Directions for this task:
Gather every line below where "JSON" appears.

Records to process:
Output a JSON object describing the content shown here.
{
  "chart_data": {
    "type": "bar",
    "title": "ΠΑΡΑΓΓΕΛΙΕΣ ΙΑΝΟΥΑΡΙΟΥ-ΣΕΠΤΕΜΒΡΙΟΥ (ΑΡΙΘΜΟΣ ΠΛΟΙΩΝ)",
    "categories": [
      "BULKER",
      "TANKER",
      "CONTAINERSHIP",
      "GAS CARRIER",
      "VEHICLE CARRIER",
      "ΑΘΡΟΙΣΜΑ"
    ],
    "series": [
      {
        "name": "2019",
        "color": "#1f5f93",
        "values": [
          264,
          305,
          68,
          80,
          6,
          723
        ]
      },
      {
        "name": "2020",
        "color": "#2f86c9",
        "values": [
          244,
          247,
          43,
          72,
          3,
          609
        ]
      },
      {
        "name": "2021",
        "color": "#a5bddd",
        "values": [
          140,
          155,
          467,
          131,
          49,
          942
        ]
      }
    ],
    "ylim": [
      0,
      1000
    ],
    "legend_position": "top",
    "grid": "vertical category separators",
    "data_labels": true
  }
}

--

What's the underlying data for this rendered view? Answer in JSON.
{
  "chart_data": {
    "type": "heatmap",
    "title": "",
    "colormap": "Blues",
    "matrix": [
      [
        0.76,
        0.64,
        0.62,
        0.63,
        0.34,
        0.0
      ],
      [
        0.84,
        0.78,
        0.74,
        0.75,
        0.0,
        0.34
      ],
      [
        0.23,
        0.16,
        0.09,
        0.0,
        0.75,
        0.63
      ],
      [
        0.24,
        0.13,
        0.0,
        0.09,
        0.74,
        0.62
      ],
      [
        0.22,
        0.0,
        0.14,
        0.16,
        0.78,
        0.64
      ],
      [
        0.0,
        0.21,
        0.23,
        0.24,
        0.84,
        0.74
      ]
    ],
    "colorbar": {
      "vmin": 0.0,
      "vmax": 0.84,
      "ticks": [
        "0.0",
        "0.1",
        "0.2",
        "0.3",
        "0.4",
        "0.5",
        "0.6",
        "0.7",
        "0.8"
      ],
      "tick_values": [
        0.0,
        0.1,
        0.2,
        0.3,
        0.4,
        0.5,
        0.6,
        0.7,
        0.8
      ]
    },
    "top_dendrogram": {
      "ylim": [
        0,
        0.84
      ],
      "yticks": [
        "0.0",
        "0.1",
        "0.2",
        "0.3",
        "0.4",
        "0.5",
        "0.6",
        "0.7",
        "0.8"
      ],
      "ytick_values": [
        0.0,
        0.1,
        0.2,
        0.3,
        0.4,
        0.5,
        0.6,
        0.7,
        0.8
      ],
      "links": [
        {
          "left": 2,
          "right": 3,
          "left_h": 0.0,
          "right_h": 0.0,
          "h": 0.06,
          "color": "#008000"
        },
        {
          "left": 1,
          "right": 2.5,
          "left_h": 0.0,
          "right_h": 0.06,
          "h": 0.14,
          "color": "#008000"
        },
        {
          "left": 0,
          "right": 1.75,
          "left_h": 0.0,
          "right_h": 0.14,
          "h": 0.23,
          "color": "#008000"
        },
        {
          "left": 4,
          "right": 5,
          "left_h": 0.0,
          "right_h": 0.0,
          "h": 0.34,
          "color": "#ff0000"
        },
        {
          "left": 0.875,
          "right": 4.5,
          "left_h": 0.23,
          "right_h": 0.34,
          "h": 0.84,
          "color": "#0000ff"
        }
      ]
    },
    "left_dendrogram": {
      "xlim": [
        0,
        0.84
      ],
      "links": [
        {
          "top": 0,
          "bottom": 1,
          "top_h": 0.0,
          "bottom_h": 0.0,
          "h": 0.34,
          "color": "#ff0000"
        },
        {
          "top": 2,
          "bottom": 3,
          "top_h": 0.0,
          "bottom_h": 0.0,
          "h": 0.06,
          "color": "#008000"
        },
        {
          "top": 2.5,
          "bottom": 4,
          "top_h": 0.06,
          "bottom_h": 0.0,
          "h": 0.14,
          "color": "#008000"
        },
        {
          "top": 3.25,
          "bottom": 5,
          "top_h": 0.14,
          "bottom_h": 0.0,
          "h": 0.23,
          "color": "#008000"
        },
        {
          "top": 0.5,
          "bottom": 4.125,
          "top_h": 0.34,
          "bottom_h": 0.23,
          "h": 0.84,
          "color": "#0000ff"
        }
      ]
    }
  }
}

Task output:
Output a JSON object describing the content shown here.
What's the underlying data for this rendered view? Answer in JSON.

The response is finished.